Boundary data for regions

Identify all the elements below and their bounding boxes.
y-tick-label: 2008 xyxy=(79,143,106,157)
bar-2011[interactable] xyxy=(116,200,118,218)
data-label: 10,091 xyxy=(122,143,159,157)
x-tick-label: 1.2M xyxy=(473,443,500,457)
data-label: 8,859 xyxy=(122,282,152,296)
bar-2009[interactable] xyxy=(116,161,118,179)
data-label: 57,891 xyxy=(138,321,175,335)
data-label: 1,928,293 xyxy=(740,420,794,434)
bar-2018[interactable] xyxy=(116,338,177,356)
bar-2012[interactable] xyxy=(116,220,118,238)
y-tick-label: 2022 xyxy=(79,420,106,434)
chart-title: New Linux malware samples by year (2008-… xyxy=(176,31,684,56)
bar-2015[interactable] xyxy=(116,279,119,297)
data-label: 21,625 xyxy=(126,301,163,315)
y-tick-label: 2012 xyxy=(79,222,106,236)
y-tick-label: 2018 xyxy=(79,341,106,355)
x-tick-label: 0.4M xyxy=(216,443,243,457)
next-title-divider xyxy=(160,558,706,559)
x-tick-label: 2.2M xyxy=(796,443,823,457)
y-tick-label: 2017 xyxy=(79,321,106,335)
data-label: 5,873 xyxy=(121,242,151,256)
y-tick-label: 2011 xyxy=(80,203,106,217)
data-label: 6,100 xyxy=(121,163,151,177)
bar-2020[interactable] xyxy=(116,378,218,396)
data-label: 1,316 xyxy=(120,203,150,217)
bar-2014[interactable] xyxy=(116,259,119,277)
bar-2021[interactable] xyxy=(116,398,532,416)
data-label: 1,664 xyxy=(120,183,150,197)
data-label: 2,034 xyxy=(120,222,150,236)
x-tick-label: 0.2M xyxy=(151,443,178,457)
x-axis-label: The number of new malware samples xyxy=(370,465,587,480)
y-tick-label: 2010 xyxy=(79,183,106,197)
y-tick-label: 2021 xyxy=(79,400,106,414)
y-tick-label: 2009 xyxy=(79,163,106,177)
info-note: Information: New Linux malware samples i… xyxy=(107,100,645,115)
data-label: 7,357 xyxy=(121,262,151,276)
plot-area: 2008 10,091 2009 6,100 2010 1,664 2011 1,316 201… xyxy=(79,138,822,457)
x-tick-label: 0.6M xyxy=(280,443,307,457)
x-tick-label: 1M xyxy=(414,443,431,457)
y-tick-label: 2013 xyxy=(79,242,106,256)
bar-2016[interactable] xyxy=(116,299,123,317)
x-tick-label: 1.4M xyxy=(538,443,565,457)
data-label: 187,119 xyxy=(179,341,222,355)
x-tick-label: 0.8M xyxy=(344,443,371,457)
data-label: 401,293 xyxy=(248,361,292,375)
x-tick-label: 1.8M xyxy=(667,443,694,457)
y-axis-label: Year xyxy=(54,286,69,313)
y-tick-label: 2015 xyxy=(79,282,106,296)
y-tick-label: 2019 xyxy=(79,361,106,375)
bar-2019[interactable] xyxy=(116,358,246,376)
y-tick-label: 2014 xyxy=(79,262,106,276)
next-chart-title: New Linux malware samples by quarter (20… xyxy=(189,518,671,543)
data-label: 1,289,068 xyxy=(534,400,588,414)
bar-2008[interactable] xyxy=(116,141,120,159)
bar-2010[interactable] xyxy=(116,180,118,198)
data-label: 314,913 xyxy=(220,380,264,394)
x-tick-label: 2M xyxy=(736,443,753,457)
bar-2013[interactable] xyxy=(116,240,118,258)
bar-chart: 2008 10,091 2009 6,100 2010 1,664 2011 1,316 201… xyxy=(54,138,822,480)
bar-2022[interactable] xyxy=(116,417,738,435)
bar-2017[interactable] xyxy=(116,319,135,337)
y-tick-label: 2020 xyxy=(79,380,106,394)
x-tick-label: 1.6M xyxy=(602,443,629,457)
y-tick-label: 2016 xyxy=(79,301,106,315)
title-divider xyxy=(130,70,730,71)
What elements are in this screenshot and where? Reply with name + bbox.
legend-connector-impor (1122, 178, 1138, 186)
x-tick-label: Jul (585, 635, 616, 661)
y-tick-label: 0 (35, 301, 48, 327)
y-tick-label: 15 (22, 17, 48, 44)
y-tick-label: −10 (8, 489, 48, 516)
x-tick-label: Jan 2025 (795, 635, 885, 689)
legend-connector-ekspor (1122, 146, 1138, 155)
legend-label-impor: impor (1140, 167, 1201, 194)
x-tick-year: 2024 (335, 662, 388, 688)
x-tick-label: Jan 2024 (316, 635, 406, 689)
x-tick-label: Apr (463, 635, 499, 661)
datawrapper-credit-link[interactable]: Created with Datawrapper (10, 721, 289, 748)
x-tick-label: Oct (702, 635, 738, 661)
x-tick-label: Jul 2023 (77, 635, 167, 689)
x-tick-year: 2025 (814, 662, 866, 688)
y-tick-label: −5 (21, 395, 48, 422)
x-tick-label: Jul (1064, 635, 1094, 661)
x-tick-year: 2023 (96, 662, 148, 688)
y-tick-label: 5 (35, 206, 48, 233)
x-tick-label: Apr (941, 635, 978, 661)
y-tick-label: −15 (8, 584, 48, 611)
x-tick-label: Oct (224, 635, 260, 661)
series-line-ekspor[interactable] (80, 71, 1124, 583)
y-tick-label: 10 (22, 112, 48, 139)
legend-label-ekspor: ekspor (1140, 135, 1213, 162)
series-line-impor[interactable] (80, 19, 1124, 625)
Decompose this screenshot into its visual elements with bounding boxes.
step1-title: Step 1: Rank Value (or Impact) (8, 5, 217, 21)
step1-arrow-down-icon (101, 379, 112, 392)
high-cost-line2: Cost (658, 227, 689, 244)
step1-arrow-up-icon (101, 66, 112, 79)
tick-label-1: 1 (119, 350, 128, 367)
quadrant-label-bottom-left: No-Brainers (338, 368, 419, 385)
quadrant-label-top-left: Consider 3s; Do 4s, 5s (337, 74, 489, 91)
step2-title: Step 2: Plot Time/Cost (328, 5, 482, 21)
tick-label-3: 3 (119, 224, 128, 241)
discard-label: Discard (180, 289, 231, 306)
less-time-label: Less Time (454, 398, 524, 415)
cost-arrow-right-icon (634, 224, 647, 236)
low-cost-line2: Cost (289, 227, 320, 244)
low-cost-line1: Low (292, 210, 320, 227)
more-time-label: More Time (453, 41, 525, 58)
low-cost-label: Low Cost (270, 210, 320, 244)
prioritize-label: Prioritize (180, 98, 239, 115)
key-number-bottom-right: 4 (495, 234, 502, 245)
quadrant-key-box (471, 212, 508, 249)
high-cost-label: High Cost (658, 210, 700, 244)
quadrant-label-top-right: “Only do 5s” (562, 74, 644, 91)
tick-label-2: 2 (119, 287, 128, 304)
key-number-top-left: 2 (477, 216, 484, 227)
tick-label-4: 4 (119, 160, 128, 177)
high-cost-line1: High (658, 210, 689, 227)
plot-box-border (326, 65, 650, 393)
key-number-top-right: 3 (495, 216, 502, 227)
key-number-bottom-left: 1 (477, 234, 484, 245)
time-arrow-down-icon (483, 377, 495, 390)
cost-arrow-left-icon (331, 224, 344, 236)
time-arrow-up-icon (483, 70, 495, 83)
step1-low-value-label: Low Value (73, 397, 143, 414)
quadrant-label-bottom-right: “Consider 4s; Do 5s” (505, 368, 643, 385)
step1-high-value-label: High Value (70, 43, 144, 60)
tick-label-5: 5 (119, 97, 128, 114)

The task
Copy out the entire listing above, line for line and without changes.

Reply
Identify all the elements below and their bounding boxes.
y-tick-label: 2008 xyxy=(79,143,106,157)
bar-2011[interactable] xyxy=(116,200,118,218)
data-label: 10,091 xyxy=(122,143,159,157)
x-tick-label: 1.2M xyxy=(473,443,500,457)
data-label: 8,859 xyxy=(122,282,152,296)
bar-2009[interactable] xyxy=(116,161,118,179)
data-label: 57,891 xyxy=(138,321,175,335)
data-label: 1,928,293 xyxy=(740,420,794,434)
bar-2018[interactable] xyxy=(116,338,177,356)
bar-2012[interactable] xyxy=(116,220,118,238)
y-tick-label: 2022 xyxy=(79,420,106,434)
chart-title: New Linux malware samples by year (2008-… xyxy=(176,31,684,56)
bar-2015[interactable] xyxy=(116,279,119,297)
data-label: 21,625 xyxy=(126,301,163,315)
y-tick-label: 2012 xyxy=(79,222,106,236)
y-tick-label: 2018 xyxy=(79,341,106,355)
x-tick-label: 0.4M xyxy=(216,443,243,457)
next-title-divider xyxy=(160,558,706,559)
x-tick-label: 2.2M xyxy=(796,443,823,457)
y-tick-label: 2017 xyxy=(79,321,106,335)
data-label: 5,873 xyxy=(121,242,151,256)
y-tick-label: 2011 xyxy=(80,203,106,217)
data-label: 6,100 xyxy=(121,163,151,177)
bar-2020[interactable] xyxy=(116,378,218,396)
data-label: 1,316 xyxy=(120,203,150,217)
bar-2014[interactable] xyxy=(116,259,119,277)
bar-2021[interactable] xyxy=(116,398,532,416)
data-label: 1,664 xyxy=(120,183,150,197)
data-label: 2,034 xyxy=(120,222,150,236)
x-tick-label: 0.2M xyxy=(151,443,178,457)
x-axis-label: The number of new malware samples xyxy=(370,465,587,480)
y-tick-label: 2010 xyxy=(79,183,106,197)
y-tick-label: 2021 xyxy=(79,400,106,414)
y-tick-label: 2009 xyxy=(79,163,106,177)
info-note: Information: New Linux malware samples i… xyxy=(107,100,645,115)
data-label: 7,357 xyxy=(121,262,151,276)
plot-area: 2008 10,091 2009 6,100 2010 1,664 2011 1,316 201… xyxy=(79,138,822,457)
x-tick-label: 0.6M xyxy=(280,443,307,457)
x-tick-label: 1M xyxy=(414,443,431,457)
y-tick-label: 2013 xyxy=(79,242,106,256)
bar-2016[interactable] xyxy=(116,299,123,317)
x-tick-label: 1.4M xyxy=(538,443,565,457)
data-label: 187,119 xyxy=(179,341,222,355)
x-tick-label: 0.8M xyxy=(344,443,371,457)
data-label: 401,293 xyxy=(248,361,292,375)
x-tick-label: 1.8M xyxy=(667,443,694,457)
y-axis-label: Year xyxy=(54,286,69,313)
y-tick-label: 2015 xyxy=(79,282,106,296)
y-tick-label: 2019 xyxy=(79,361,106,375)
bar-2019[interactable] xyxy=(116,358,246,376)
y-tick-label: 2014 xyxy=(79,262,106,276)
next-chart-title: New Linux malware samples by quarter (20… xyxy=(189,518,671,543)
data-label: 1,289,068 xyxy=(534,400,588,414)
bar-2008[interactable] xyxy=(116,141,120,159)
bar-2010[interactable] xyxy=(116,180,118,198)
data-label: 314,913 xyxy=(220,380,264,394)
x-tick-label: 2M xyxy=(736,443,753,457)
bar-2013[interactable] xyxy=(116,240,118,258)
bar-chart: 2008 10,091 2009 6,100 2010 1,664 2011 1,316 201… xyxy=(54,138,822,480)
bar-2022[interactable] xyxy=(116,417,738,435)
bar-2017[interactable] xyxy=(116,319,135,337)
y-tick-label: 2020 xyxy=(79,380,106,394)
x-tick-label: 1.6M xyxy=(602,443,629,457)
y-tick-label: 2016 xyxy=(79,301,106,315)
title-divider xyxy=(130,70,730,71)
What elements are in this screenshot and where? Reply with name + bbox.
legend-connector-impor (1122, 178, 1138, 186)
x-tick-label: Jul (585, 635, 616, 661)
y-tick-label: 0 (35, 301, 48, 327)
y-tick-label: 15 (22, 17, 48, 44)
y-tick-label: −10 (8, 489, 48, 516)
x-tick-label: Jan 2025 (795, 635, 885, 689)
legend-connector-ekspor (1122, 146, 1138, 155)
legend-label-impor: impor (1140, 167, 1201, 194)
x-tick-year: 2024 (335, 662, 388, 688)
x-tick-label: Jan 2024 (316, 635, 406, 689)
x-tick-label: Apr (463, 635, 499, 661)
datawrapper-credit-link[interactable]: Created with Datawrapper (10, 721, 289, 748)
x-tick-label: Oct (702, 635, 738, 661)
x-tick-label: Jul 2023 (77, 635, 167, 689)
x-tick-year: 2025 (814, 662, 866, 688)
y-tick-label: −5 (21, 395, 48, 422)
x-tick-label: Jul (1064, 635, 1094, 661)
x-tick-year: 2023 (96, 662, 148, 688)
y-tick-label: 5 (35, 206, 48, 233)
x-tick-label: Apr (941, 635, 978, 661)
y-tick-label: −15 (8, 584, 48, 611)
x-tick-label: Oct (224, 635, 260, 661)
series-line-ekspor[interactable] (80, 71, 1124, 583)
y-tick-label: 10 (22, 112, 48, 139)
legend-label-ekspor: ekspor (1140, 135, 1213, 162)
series-line-impor[interactable] (80, 19, 1124, 625)
Decompose this screenshot into its visual elements with bounding boxes.
step1-title: Step 1: Rank Value (or Impact) (8, 5, 217, 21)
step1-arrow-down-icon (101, 379, 112, 392)
high-cost-line2: Cost (658, 227, 689, 244)
step1-arrow-up-icon (101, 66, 112, 79)
tick-label-1: 1 (119, 350, 128, 367)
quadrant-label-bottom-left: No-Brainers (338, 368, 419, 385)
quadrant-label-top-left: Consider 3s; Do 4s, 5s (337, 74, 489, 91)
step2-title: Step 2: Plot Time/Cost (328, 5, 482, 21)
tick-label-3: 3 (119, 224, 128, 241)
discard-label: Discard (180, 289, 231, 306)
less-time-label: Less Time (454, 398, 524, 415)
cost-arrow-right-icon (634, 224, 647, 236)
low-cost-line2: Cost (289, 227, 320, 244)
low-cost-line1: Low (292, 210, 320, 227)
more-time-label: More Time (453, 41, 525, 58)
low-cost-label: Low Cost (270, 210, 320, 244)
prioritize-label: Prioritize (180, 98, 239, 115)
key-number-bottom-right: 4 (495, 234, 502, 245)
quadrant-key-box (471, 212, 508, 249)
high-cost-label: High Cost (658, 210, 700, 244)
quadrant-label-top-right: “Only do 5s” (562, 74, 644, 91)
tick-label-2: 2 (119, 287, 128, 304)
key-number-top-left: 2 (477, 216, 484, 227)
tick-label-4: 4 (119, 160, 128, 177)
high-cost-line1: High (658, 210, 689, 227)
plot-box-border (326, 65, 650, 393)
key-number-top-right: 3 (495, 216, 502, 227)
key-number-bottom-left: 1 (477, 234, 484, 245)
time-arrow-down-icon (483, 377, 495, 390)
cost-arrow-left-icon (331, 224, 344, 236)
time-arrow-up-icon (483, 70, 495, 83)
step1-low-value-label: Low Value (73, 397, 143, 414)
quadrant-label-bottom-right: “Consider 4s; Do 5s” (505, 368, 643, 385)
step1-high-value-label: High Value (70, 43, 144, 60)
tick-label-5: 5 (119, 97, 128, 114)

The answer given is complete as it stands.